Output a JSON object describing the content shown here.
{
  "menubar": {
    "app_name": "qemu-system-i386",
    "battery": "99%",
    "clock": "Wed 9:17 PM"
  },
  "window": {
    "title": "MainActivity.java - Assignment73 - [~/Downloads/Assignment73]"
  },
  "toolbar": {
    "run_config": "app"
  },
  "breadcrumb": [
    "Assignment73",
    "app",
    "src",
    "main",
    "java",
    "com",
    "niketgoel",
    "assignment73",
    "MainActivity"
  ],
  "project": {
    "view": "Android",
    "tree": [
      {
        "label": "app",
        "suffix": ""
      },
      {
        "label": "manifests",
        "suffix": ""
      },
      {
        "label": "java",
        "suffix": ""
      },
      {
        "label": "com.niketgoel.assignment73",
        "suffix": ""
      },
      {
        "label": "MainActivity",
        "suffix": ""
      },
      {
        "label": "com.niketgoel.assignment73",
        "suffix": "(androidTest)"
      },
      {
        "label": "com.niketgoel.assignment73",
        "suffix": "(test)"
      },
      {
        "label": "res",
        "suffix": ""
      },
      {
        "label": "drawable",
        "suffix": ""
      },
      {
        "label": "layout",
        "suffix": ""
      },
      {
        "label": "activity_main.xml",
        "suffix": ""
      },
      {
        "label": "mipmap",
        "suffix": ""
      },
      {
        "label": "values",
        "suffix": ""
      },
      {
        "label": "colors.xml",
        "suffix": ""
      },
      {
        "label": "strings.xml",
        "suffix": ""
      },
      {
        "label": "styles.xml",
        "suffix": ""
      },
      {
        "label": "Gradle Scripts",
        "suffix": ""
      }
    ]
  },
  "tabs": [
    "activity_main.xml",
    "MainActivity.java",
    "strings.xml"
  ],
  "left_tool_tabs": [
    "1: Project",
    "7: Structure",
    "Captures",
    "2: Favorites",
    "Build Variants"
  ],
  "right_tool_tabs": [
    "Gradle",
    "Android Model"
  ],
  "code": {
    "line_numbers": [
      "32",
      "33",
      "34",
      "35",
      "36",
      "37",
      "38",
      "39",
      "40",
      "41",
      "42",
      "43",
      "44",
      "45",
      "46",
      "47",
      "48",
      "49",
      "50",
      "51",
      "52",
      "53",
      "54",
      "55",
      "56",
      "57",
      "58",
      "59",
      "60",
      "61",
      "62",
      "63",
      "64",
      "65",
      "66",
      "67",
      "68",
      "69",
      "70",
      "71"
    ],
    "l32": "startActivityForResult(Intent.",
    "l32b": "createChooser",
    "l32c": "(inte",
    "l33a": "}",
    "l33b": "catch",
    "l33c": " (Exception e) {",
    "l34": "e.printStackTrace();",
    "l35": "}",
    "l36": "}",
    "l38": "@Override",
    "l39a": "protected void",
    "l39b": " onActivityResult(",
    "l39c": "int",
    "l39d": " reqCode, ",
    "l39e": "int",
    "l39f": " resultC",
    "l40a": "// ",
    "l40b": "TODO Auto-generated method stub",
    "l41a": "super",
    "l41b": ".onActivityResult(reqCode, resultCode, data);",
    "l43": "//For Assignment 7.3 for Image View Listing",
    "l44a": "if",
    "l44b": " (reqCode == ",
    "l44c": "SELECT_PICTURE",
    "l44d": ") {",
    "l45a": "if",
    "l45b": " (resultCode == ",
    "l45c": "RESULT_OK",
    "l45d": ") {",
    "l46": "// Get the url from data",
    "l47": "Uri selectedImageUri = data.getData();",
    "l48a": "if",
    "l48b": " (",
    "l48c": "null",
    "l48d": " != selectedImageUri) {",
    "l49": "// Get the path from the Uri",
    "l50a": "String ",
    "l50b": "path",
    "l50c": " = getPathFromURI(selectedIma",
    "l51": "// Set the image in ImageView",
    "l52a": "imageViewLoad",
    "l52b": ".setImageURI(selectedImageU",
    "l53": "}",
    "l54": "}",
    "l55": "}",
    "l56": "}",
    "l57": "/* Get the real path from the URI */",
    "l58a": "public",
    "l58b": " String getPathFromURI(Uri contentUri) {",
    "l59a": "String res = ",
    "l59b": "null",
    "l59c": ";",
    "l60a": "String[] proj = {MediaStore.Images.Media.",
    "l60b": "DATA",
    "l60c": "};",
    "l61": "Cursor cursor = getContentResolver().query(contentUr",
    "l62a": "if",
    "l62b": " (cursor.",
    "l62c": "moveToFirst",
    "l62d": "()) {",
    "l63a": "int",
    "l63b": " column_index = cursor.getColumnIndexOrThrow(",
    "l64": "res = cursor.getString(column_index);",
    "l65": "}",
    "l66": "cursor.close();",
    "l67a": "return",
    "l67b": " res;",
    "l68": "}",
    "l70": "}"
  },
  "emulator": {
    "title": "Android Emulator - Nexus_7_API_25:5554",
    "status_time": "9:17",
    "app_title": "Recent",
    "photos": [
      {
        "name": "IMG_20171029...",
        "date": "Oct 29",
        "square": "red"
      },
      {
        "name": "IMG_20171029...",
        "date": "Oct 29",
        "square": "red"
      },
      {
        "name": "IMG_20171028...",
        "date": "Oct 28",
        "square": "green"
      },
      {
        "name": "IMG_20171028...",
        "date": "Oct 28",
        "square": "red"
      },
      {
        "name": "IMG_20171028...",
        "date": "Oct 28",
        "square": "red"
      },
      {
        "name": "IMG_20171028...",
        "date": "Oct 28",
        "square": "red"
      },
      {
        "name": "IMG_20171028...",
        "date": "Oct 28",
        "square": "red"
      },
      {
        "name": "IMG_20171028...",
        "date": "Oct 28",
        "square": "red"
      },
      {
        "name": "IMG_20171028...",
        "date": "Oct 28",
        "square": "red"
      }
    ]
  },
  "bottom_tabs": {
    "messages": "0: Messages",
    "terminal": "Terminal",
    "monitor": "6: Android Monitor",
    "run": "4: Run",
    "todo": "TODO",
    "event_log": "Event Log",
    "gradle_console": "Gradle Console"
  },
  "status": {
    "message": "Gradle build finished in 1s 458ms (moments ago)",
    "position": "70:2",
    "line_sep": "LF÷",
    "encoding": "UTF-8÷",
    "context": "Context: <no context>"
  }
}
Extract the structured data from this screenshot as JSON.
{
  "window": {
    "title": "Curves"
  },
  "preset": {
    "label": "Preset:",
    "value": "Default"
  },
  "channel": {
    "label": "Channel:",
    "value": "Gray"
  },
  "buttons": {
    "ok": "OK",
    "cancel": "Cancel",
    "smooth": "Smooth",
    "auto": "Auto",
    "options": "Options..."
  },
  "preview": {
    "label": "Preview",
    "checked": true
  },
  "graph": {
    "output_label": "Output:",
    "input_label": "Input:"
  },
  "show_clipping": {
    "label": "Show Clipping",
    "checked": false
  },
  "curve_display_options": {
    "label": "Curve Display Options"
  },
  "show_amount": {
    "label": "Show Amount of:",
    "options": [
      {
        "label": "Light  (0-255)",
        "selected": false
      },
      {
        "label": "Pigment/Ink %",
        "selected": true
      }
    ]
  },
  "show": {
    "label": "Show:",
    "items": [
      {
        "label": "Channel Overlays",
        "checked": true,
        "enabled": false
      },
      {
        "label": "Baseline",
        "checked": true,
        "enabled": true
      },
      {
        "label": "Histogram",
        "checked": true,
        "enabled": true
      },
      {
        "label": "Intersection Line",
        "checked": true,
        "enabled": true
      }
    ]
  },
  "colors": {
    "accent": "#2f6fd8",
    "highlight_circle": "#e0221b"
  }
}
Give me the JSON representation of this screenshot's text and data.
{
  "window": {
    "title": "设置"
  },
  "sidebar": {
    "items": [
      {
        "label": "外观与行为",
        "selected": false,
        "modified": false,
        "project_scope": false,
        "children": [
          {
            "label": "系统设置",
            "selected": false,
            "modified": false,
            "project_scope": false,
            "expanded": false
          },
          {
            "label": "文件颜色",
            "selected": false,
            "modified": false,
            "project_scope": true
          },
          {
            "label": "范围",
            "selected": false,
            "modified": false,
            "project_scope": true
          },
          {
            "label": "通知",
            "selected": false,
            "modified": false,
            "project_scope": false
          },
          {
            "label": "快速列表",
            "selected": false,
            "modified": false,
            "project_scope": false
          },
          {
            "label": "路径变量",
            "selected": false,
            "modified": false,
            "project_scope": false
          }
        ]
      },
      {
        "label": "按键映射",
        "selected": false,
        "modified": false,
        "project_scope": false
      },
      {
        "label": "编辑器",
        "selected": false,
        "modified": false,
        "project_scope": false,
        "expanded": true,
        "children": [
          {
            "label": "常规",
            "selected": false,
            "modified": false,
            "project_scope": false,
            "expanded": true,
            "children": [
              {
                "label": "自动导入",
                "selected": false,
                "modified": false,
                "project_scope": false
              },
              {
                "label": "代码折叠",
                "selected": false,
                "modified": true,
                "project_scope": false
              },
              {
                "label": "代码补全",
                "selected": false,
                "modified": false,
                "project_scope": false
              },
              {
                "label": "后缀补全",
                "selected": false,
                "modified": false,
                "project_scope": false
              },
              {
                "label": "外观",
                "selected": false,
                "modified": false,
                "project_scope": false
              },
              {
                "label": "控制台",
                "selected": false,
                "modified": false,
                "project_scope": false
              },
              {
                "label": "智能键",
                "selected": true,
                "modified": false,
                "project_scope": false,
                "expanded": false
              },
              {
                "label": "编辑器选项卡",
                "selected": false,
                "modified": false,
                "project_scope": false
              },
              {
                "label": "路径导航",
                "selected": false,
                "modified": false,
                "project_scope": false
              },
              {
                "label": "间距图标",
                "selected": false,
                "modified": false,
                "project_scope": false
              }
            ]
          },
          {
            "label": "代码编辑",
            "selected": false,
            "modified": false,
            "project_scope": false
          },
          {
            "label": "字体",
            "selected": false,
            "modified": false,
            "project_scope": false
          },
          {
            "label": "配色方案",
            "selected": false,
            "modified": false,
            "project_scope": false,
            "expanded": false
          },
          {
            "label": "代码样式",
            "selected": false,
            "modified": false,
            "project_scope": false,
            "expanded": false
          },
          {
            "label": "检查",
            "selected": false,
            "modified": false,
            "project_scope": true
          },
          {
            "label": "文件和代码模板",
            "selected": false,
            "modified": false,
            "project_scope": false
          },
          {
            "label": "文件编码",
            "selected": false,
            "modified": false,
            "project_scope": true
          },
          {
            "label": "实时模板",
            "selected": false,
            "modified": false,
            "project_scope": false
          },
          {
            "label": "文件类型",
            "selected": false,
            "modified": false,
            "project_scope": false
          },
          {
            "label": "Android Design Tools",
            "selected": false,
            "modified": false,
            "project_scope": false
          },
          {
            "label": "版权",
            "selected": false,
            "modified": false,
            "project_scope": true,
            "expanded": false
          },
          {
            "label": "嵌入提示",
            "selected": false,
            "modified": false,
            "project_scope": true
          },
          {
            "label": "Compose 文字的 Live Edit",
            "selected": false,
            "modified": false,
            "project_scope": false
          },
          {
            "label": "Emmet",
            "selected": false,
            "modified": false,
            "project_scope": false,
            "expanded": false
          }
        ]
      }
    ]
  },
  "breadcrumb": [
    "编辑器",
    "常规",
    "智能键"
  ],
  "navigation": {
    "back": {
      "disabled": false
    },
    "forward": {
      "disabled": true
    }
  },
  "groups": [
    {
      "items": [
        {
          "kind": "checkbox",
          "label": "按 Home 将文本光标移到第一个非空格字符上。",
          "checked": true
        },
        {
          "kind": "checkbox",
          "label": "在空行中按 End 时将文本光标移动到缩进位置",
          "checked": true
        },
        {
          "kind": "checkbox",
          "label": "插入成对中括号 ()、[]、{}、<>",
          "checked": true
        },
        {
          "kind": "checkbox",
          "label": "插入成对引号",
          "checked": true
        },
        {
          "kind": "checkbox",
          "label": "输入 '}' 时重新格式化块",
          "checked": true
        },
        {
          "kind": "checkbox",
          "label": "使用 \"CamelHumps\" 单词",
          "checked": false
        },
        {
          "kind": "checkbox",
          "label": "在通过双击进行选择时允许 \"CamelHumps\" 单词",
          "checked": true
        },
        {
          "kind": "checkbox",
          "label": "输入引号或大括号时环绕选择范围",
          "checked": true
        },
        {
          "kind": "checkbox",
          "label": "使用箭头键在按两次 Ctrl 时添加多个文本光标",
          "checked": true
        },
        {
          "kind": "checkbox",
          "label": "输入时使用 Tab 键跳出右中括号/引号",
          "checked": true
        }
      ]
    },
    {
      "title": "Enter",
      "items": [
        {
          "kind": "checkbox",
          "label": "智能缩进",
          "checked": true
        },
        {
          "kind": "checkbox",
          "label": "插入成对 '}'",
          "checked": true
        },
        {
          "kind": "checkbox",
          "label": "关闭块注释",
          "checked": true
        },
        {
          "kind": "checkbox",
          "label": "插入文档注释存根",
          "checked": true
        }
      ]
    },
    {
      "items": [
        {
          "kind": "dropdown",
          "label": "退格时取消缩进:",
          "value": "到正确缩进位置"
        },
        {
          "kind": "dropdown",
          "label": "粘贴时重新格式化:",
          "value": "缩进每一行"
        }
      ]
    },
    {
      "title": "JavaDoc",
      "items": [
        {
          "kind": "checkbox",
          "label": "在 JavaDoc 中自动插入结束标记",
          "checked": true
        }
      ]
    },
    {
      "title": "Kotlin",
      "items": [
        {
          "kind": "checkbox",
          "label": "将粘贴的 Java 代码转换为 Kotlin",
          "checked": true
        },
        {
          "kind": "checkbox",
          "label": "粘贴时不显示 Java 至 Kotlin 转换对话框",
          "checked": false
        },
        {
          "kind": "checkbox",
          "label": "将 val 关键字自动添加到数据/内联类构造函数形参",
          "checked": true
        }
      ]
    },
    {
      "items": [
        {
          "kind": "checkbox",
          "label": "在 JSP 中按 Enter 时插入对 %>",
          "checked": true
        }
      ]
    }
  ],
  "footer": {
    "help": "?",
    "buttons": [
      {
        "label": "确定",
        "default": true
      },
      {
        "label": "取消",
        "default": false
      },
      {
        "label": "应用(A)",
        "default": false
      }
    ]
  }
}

**Aim of the exercise:**
Check the data for the word "selectedImageUri" and pull out the lines that have it.

**Result of this exercise:**
    "l47": "Uri selectedImageUri = data.getData();",
    "l48d": " != selectedImageUri) {",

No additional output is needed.